Every line that contains the word "true" should be copied.

⁂

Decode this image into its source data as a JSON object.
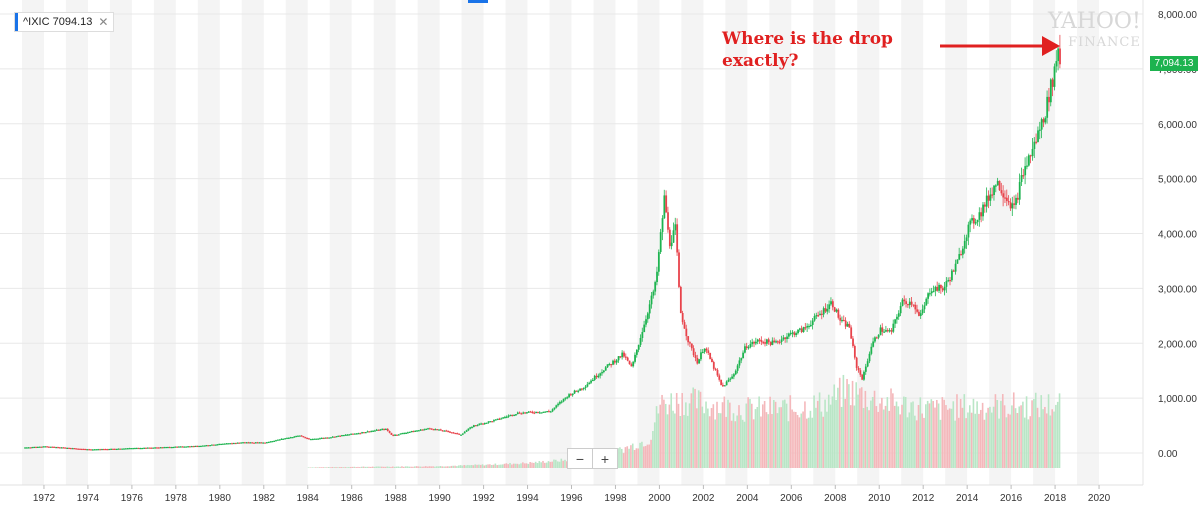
{
  "ticker": {
    "label": "^IXIC 7094.13",
    "close_icon": "close-icon",
    "accent": "#1a73e8"
  },
  "annotation": {
    "line1": "Where is the drop",
    "line2": "exactly?",
    "color": "#e02020"
  },
  "watermark": {
    "line1": "YAHOO!",
    "line2": "FINANCE"
  },
  "price_tag": {
    "label": "7,094.13",
    "color": "#1db34f"
  },
  "zoom": {
    "minus": "−",
    "plus": "+"
  },
  "chart_data": {
    "type": "candlestick",
    "title": "",
    "xlabel": "",
    "ylabel": "",
    "xlim": [
      1970.0,
      2022.0
    ],
    "ylim": [
      -600,
      8000
    ],
    "x_ticks": [
      "1972",
      "1974",
      "1976",
      "1978",
      "1980",
      "1982",
      "1984",
      "1986",
      "1988",
      "1990",
      "1992",
      "1994",
      "1996",
      "1998",
      "2000",
      "2002",
      "2004",
      "2006",
      "2008",
      "2010",
      "2012",
      "2014",
      "2016",
      "2018",
      "2020"
    ],
    "y_ticks": [
      "8,000.00",
      "7,000.00",
      "6,000.00",
      "5,000.00",
      "4,000.00",
      "3,000.00",
      "2,000.00",
      "1,000.00",
      "0.00"
    ],
    "y_tick_values": [
      8000,
      7000,
      6000,
      5000,
      4000,
      3000,
      2000,
      1000,
      0
    ],
    "grid": true,
    "alternating_year_bands": true,
    "up_color": "#1db34f",
    "down_color": "#e8434b",
    "volume_up_color": "#b9e6c6",
    "volume_down_color": "#f4b8bb",
    "price_series": [
      [
        1971.1,
        100
      ],
      [
        1972.0,
        120
      ],
      [
        1973.0,
        95
      ],
      [
        1974.0,
        65
      ],
      [
        1975.0,
        75
      ],
      [
        1976.0,
        90
      ],
      [
        1977.0,
        100
      ],
      [
        1978.0,
        115
      ],
      [
        1979.0,
        130
      ],
      [
        1980.0,
        165
      ],
      [
        1981.0,
        195
      ],
      [
        1982.0,
        190
      ],
      [
        1983.0,
        275
      ],
      [
        1983.6,
        320
      ],
      [
        1984.0,
        250
      ],
      [
        1985.0,
        290
      ],
      [
        1986.0,
        350
      ],
      [
        1987.5,
        440
      ],
      [
        1987.8,
        320
      ],
      [
        1988.5,
        380
      ],
      [
        1989.5,
        450
      ],
      [
        1990.5,
        380
      ],
      [
        1990.9,
        330
      ],
      [
        1991.5,
        500
      ],
      [
        1992.5,
        600
      ],
      [
        1993.5,
        730
      ],
      [
        1994.5,
        750
      ],
      [
        1995.0,
        760
      ],
      [
        1995.8,
        1050
      ],
      [
        1996.5,
        1200
      ],
      [
        1997.5,
        1550
      ],
      [
        1998.3,
        1800
      ],
      [
        1998.7,
        1550
      ],
      [
        1999.3,
        2400
      ],
      [
        1999.8,
        3100
      ],
      [
        2000.2,
        4700
      ],
      [
        2000.4,
        3800
      ],
      [
        2000.7,
        4100
      ],
      [
        2000.9,
        2600
      ],
      [
        2001.3,
        2000
      ],
      [
        2001.7,
        1650
      ],
      [
        2002.0,
        1950
      ],
      [
        2002.5,
        1500
      ],
      [
        2002.8,
        1200
      ],
      [
        2003.3,
        1400
      ],
      [
        2003.9,
        1950
      ],
      [
        2004.5,
        2050
      ],
      [
        2005.2,
        2000
      ],
      [
        2005.8,
        2150
      ],
      [
        2006.5,
        2250
      ],
      [
        2007.3,
        2550
      ],
      [
        2007.8,
        2750
      ],
      [
        2008.2,
        2400
      ],
      [
        2008.6,
        2300
      ],
      [
        2008.9,
        1600
      ],
      [
        2009.2,
        1350
      ],
      [
        2009.6,
        1950
      ],
      [
        2010.0,
        2250
      ],
      [
        2010.5,
        2200
      ],
      [
        2011.0,
        2750
      ],
      [
        2011.5,
        2750
      ],
      [
        2011.8,
        2450
      ],
      [
        2012.3,
        3000
      ],
      [
        2012.9,
        3000
      ],
      [
        2013.5,
        3450
      ],
      [
        2014.0,
        4100
      ],
      [
        2014.6,
        4400
      ],
      [
        2015.3,
        4950
      ],
      [
        2015.7,
        4700
      ],
      [
        2016.1,
        4450
      ],
      [
        2016.5,
        5100
      ],
      [
        2017.0,
        5600
      ],
      [
        2017.5,
        6200
      ],
      [
        2017.9,
        6900
      ],
      [
        2018.1,
        7400
      ],
      [
        2018.2,
        7094
      ]
    ],
    "volume_series": [
      [
        1984.0,
        8
      ],
      [
        1986.0,
        15
      ],
      [
        1988.0,
        20
      ],
      [
        1990.0,
        25
      ],
      [
        1992.0,
        45
      ],
      [
        1994.0,
        70
      ],
      [
        1996.0,
        120
      ],
      [
        1998.0,
        230
      ],
      [
        1999.5,
        400
      ],
      [
        2000.0,
        900
      ],
      [
        2001.0,
        950
      ],
      [
        2002.5,
        880
      ],
      [
        2004.0,
        820
      ],
      [
        2006.0,
        830
      ],
      [
        2007.5,
        900
      ],
      [
        2008.5,
        1100
      ],
      [
        2009.5,
        980
      ],
      [
        2011.0,
        880
      ],
      [
        2012.5,
        820
      ],
      [
        2014.0,
        860
      ],
      [
        2016.0,
        870
      ],
      [
        2017.5,
        870
      ],
      [
        2018.2,
        900
      ]
    ],
    "last_price": 7094.13
  }
}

⁂

## THE RESULT
    "grid": true,
    "alternating_year_bands": true,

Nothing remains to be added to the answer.